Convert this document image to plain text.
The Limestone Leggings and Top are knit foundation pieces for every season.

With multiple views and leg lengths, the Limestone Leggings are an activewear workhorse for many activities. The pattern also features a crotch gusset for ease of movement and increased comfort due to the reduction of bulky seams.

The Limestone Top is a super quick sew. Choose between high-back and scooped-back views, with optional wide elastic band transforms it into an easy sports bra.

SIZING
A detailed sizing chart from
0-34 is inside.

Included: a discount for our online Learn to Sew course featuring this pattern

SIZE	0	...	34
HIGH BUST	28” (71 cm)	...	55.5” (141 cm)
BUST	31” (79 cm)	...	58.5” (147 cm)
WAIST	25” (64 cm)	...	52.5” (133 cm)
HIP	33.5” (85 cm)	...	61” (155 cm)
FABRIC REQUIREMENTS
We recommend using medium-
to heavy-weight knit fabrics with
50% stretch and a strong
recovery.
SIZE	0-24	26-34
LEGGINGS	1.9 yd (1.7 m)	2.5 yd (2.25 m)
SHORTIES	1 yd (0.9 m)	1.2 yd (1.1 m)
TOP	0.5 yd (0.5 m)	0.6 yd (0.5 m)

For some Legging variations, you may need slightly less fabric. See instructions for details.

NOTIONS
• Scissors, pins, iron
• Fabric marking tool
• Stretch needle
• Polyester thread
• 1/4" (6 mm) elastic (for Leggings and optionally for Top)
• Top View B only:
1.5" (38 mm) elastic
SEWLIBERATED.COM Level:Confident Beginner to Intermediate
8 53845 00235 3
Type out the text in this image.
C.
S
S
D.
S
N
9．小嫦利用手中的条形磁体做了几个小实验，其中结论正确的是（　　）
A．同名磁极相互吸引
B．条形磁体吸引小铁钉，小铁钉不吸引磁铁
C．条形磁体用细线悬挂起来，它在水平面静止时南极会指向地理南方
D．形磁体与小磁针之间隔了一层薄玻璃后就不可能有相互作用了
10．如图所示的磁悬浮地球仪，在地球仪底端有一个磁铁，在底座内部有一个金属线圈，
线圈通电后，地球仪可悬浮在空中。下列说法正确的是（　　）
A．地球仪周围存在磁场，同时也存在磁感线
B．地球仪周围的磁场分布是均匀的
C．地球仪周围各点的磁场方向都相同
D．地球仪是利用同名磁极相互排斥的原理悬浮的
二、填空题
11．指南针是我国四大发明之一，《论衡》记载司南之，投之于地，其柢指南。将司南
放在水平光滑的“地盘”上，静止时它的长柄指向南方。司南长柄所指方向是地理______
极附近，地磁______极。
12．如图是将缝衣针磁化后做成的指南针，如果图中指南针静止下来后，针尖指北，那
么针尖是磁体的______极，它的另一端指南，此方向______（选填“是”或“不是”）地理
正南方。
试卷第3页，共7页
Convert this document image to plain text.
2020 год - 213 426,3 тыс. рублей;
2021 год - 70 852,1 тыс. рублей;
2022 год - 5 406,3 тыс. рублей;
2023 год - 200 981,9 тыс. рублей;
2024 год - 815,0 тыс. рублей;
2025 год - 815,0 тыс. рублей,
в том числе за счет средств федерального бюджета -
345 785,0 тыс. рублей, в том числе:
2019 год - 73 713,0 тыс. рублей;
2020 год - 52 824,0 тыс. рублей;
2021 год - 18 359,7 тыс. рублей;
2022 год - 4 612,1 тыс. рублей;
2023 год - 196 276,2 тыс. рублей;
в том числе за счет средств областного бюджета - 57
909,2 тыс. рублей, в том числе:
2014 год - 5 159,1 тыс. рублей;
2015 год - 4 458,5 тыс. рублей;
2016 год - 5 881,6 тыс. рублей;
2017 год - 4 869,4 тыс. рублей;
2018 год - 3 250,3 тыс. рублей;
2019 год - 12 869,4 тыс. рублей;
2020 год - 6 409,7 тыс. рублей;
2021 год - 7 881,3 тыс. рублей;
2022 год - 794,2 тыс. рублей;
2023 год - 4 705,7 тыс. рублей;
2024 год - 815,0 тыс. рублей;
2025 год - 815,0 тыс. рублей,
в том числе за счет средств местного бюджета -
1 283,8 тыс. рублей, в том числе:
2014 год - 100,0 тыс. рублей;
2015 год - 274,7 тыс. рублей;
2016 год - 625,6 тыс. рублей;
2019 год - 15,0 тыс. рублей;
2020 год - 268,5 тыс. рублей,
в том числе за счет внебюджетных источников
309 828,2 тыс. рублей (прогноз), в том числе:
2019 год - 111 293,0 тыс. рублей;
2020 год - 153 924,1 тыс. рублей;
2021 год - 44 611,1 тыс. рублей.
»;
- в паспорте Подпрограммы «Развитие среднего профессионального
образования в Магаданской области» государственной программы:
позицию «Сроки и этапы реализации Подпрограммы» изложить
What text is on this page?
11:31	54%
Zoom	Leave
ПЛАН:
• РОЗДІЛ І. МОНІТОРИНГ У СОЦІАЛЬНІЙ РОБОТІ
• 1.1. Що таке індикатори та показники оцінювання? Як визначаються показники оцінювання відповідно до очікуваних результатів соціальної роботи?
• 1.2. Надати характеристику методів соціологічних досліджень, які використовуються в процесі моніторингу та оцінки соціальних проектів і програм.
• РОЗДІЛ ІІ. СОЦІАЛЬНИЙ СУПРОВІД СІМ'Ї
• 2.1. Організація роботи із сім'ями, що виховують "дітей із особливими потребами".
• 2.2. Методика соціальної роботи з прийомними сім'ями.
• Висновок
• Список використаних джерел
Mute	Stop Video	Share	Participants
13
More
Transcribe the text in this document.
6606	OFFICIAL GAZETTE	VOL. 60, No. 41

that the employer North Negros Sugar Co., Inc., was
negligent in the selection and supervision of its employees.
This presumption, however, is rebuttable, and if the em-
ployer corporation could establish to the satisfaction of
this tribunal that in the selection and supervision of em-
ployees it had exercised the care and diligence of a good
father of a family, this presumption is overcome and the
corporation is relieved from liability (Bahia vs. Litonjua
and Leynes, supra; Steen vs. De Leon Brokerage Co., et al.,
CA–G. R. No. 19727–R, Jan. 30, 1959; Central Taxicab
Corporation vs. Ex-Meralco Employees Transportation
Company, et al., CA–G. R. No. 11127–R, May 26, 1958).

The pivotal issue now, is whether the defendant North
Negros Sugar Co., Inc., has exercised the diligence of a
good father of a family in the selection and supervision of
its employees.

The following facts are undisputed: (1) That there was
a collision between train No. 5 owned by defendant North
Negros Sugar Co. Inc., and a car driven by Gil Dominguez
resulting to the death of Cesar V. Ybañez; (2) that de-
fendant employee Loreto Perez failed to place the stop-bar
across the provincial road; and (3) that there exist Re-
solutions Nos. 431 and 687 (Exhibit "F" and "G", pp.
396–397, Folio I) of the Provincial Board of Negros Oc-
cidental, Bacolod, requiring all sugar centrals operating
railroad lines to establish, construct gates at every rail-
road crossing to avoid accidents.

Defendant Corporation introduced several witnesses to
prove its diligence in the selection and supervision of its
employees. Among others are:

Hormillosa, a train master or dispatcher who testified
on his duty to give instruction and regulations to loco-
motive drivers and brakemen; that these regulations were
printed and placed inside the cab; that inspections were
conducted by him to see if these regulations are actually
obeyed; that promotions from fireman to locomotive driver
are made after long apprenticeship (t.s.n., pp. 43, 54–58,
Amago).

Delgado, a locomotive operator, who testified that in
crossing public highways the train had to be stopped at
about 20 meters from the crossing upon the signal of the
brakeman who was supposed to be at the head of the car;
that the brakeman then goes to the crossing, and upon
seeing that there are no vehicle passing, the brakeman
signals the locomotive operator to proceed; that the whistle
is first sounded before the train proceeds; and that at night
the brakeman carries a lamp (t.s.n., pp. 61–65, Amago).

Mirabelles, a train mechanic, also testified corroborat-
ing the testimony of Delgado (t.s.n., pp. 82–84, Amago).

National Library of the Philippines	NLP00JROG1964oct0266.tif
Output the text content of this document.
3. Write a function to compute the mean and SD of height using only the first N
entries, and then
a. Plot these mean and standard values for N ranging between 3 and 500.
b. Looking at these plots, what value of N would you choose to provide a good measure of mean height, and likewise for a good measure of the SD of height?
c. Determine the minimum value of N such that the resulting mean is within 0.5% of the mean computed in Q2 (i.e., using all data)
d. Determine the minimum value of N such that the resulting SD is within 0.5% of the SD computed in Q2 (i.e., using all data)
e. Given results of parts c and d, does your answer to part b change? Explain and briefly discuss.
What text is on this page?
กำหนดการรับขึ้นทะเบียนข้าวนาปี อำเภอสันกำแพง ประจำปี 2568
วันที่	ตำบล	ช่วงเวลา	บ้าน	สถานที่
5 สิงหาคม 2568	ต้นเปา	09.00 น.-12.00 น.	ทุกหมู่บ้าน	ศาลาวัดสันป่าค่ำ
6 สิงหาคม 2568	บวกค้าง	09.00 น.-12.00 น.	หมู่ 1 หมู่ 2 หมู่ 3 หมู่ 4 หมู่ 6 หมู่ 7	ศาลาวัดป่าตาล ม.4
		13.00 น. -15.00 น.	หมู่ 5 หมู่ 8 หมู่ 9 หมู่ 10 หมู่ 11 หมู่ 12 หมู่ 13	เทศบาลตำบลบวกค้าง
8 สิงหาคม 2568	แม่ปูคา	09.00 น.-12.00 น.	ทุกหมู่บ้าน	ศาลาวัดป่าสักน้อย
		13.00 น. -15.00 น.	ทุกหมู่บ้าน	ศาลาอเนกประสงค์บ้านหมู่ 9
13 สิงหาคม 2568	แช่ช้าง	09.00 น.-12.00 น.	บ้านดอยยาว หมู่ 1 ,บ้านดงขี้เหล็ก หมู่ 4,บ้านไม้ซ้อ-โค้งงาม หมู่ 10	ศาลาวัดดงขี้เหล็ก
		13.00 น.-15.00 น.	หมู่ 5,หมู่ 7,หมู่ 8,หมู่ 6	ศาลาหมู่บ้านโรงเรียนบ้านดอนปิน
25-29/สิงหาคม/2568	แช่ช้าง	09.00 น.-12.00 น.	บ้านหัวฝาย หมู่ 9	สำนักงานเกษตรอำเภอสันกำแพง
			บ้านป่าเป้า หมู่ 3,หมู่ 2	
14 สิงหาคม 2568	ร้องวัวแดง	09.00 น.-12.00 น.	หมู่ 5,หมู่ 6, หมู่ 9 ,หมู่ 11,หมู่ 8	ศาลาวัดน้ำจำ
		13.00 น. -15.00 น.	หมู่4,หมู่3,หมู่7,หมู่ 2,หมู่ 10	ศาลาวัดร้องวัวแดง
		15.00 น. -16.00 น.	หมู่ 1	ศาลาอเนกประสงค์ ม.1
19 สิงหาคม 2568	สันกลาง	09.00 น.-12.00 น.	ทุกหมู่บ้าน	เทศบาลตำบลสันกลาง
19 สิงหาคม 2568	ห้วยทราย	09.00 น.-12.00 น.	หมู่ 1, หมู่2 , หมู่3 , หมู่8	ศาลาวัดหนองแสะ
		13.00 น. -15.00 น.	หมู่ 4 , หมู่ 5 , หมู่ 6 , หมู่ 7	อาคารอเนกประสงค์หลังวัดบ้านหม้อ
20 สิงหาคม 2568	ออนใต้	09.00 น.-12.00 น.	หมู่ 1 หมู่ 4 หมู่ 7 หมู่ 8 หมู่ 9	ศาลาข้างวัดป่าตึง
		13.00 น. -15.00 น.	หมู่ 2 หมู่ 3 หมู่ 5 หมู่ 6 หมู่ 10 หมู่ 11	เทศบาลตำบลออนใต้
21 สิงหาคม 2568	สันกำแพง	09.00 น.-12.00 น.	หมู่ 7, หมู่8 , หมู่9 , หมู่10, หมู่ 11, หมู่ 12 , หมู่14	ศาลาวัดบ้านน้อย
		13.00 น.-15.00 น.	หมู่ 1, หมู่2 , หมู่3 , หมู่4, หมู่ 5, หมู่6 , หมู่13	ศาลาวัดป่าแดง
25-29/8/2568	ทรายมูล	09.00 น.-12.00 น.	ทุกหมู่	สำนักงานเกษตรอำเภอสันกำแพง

★ ★ ★

** What is expected **
Which lines contain "ศาลาอเนกประสงค"? Copy each of them out.

** The reply **
		13.00 น. -15.00 น.	ทุกหมู่บ้าน	ศาลาอเนกประสงค์บ้านหมู่ 9
		15.00 น. -16.00 น.	หมู่ 1	ศาลาอเนกประสงค์ ม.1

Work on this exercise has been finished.